## Exercise objective
Copy out each line of the data holding "Номер".

## Material for this task
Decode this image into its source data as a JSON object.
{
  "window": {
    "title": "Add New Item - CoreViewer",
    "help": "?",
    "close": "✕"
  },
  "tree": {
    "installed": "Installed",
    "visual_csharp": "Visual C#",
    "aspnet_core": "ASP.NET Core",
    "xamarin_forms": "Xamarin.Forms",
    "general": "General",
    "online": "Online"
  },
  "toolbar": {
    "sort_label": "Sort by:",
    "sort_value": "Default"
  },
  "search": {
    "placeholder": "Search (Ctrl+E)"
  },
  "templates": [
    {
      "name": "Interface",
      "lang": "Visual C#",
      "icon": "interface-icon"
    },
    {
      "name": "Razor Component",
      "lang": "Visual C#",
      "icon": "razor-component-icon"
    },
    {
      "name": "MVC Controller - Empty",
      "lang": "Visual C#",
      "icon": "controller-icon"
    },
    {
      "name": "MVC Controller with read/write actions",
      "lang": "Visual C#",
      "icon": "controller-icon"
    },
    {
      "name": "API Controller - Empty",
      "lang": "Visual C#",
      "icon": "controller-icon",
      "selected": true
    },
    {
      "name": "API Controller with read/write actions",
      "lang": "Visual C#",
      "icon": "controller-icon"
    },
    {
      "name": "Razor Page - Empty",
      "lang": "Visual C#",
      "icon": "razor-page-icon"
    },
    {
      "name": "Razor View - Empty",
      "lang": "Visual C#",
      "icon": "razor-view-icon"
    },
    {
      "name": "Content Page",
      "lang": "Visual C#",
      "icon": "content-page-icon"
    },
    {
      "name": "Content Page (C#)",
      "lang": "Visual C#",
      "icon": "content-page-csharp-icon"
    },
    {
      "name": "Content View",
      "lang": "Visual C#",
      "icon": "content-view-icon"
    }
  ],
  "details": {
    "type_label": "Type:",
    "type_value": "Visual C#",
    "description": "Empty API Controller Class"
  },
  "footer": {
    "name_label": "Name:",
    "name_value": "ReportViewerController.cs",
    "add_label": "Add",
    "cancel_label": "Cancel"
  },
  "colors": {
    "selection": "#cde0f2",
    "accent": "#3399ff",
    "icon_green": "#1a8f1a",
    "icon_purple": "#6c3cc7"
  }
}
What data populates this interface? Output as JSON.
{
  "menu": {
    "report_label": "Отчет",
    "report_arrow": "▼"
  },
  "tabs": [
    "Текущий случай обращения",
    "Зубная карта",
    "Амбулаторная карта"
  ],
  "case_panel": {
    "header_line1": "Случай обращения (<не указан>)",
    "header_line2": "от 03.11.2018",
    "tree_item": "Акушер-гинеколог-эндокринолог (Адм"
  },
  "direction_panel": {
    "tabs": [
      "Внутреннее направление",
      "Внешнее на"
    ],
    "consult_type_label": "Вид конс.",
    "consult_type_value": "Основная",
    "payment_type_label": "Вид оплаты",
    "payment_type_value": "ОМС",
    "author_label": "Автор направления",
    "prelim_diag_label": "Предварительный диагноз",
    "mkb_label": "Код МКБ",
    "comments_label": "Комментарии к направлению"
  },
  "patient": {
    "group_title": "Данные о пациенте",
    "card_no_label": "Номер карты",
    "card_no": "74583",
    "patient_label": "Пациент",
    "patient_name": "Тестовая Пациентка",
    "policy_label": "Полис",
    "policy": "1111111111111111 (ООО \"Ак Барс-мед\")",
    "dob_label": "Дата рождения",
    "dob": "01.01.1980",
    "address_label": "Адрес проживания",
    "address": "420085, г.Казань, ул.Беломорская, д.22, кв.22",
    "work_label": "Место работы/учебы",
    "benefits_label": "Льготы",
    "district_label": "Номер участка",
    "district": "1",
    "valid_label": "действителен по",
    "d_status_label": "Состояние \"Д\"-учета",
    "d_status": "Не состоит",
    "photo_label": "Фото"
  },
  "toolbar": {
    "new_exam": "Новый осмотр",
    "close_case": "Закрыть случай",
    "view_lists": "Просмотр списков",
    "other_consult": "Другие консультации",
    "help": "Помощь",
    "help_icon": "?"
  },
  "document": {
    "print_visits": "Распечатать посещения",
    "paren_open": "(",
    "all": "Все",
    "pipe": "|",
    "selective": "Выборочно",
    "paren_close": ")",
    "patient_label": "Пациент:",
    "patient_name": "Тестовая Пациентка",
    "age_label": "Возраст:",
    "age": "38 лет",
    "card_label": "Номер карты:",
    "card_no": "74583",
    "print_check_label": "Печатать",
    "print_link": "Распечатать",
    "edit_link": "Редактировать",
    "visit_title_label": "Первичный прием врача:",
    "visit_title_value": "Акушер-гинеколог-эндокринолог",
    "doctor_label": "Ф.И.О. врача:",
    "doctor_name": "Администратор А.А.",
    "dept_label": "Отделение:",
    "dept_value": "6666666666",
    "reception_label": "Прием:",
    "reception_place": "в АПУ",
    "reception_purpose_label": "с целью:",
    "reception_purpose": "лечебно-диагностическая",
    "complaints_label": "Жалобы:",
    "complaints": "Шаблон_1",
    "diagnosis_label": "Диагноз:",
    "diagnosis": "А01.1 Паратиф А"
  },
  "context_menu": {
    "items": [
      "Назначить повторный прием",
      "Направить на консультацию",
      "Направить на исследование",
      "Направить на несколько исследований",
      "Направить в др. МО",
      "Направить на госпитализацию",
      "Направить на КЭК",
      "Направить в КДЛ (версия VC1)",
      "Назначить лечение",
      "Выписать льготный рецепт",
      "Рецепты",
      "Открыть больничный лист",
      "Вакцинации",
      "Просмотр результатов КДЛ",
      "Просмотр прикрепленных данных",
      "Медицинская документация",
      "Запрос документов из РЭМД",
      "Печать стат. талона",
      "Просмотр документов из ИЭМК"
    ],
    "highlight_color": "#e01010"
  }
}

## Result for this exercise
    "card_no_label": "Номер карты",
    "district_label": "Номер участка",
    "card_label": "Номер карты:",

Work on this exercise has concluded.